Entries with figure data
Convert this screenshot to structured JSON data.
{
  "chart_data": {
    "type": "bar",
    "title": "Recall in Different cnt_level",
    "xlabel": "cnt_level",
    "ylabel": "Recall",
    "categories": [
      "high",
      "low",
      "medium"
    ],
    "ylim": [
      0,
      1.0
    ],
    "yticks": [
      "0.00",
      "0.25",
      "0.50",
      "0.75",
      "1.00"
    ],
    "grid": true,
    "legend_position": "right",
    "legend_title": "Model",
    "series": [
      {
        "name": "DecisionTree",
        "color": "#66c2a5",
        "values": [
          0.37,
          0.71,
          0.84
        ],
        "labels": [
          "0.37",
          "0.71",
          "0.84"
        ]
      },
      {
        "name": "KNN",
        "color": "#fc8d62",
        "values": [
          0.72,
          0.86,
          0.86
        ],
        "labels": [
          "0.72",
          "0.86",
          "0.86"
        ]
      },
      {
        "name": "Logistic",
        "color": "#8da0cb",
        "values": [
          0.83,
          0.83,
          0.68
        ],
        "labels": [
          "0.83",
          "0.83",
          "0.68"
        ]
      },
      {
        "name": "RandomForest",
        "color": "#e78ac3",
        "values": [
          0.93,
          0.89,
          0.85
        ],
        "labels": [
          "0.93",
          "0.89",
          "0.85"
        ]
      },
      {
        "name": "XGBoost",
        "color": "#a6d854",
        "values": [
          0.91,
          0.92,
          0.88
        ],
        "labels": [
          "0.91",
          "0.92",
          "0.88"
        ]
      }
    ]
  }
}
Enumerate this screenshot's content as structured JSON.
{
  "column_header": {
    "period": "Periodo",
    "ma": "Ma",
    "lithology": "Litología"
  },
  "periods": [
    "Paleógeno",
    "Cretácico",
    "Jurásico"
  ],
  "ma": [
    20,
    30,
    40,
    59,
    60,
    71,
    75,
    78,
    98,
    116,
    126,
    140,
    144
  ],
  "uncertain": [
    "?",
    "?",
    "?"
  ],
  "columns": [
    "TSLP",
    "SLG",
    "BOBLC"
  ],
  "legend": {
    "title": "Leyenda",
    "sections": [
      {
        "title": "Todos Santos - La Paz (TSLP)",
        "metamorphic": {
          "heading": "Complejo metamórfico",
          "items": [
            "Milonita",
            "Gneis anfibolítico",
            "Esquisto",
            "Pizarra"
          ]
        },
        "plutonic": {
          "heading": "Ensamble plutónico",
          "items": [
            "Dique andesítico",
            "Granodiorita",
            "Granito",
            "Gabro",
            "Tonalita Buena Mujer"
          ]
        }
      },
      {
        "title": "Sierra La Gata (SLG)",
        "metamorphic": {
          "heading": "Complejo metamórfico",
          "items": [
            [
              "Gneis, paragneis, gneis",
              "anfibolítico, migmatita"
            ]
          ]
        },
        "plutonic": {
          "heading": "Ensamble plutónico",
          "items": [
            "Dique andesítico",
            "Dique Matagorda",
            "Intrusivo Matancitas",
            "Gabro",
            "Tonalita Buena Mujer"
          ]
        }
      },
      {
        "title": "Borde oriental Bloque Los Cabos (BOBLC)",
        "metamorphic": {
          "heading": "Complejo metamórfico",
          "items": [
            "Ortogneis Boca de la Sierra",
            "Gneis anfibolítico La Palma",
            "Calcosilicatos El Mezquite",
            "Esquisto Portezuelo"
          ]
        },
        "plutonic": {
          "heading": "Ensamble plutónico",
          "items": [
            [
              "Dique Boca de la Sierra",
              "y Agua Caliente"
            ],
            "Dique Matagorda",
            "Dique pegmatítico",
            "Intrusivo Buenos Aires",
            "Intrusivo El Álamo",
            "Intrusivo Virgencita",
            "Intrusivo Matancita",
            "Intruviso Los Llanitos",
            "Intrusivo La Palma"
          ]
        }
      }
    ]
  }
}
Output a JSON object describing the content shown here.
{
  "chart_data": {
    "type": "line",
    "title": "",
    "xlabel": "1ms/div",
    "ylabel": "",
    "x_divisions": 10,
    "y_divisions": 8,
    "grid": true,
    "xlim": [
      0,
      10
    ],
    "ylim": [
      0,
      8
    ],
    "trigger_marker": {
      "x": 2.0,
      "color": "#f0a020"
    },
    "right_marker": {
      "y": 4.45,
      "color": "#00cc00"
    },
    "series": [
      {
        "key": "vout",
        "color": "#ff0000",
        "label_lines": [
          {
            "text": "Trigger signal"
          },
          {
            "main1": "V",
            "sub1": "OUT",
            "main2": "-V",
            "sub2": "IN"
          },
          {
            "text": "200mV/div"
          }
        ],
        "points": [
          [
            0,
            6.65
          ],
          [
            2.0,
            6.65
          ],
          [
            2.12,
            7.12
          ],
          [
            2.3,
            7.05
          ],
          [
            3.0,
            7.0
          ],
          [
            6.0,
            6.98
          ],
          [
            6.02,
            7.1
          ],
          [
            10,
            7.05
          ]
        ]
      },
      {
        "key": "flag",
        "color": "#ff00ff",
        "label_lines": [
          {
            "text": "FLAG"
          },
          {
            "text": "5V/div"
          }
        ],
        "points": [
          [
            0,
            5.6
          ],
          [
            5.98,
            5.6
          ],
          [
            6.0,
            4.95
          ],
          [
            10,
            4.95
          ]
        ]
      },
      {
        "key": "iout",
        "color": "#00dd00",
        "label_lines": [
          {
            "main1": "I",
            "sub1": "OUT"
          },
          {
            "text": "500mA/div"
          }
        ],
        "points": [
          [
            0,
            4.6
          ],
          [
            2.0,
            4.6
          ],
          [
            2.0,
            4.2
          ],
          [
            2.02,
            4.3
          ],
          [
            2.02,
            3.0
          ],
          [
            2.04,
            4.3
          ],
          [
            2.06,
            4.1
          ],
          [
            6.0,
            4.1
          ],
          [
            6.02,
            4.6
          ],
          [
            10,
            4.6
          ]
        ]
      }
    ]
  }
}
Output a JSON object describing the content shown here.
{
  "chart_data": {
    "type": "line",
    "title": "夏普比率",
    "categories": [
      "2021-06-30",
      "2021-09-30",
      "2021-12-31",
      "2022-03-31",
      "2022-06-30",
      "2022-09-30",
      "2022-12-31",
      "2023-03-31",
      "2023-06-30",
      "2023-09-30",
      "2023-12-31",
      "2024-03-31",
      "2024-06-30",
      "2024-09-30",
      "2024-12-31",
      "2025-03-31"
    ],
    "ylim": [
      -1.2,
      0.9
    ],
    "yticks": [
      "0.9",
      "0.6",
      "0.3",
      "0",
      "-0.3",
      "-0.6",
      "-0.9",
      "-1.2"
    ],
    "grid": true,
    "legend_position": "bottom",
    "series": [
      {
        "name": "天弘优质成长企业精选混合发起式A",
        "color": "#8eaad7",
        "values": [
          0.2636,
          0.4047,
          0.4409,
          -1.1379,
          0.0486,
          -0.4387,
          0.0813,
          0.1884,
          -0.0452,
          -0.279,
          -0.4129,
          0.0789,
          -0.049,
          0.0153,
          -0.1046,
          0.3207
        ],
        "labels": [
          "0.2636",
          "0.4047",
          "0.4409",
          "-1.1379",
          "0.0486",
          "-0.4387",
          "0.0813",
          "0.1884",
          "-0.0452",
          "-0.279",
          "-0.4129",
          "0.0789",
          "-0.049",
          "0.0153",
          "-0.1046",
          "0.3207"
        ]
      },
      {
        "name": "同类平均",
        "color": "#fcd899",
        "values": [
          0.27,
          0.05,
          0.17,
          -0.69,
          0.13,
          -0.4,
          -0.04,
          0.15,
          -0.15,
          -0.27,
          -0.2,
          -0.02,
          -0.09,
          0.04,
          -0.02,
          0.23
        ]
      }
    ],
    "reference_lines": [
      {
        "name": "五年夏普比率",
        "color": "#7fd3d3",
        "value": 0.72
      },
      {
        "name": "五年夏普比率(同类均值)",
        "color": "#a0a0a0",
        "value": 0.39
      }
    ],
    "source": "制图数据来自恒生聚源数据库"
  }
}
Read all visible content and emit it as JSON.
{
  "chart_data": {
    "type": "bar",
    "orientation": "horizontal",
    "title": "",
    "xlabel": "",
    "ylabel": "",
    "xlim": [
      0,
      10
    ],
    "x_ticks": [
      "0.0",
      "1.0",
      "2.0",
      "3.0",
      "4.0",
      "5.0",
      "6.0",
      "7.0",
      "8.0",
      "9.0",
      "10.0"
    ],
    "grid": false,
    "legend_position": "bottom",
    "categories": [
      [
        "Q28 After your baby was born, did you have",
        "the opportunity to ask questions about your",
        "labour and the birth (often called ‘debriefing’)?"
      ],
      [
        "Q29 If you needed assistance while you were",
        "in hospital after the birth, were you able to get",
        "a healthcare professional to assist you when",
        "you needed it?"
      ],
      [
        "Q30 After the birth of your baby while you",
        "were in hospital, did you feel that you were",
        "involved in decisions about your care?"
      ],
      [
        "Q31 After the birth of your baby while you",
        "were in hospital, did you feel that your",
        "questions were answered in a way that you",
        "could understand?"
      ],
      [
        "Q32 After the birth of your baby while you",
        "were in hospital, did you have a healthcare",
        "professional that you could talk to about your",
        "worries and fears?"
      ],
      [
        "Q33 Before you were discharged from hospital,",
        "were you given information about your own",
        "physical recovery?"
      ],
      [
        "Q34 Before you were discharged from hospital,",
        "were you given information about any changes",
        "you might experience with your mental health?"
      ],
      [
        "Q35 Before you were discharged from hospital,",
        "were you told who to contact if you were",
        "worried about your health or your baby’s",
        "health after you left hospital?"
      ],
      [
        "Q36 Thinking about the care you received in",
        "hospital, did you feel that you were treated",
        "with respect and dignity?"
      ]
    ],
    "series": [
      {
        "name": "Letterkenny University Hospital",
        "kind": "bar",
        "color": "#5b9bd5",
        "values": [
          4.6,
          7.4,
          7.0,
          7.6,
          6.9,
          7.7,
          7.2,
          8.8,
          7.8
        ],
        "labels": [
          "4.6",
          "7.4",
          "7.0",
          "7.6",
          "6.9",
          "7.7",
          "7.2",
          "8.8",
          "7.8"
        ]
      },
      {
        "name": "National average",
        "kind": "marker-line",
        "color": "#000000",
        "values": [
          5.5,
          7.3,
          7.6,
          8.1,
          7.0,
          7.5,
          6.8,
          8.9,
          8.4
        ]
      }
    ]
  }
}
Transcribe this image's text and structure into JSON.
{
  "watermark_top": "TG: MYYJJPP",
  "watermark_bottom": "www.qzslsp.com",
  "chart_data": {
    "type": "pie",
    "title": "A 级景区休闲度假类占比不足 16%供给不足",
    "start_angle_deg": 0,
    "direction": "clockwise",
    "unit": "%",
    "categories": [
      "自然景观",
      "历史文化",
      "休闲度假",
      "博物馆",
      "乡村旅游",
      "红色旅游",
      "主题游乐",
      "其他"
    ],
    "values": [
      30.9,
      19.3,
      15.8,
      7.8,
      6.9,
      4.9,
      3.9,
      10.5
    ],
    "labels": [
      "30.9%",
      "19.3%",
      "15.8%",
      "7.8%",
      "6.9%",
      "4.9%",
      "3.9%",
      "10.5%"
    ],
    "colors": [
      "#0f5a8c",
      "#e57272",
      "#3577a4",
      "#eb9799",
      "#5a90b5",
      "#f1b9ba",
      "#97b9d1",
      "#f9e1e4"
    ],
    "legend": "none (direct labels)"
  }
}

**Problem requirements**.
Extract every line above containing the word "xlabel".

**Exercise response**.
    "xlabel": "cnt_level",
    "xlabel": "1ms/div",
    "xlabel": "",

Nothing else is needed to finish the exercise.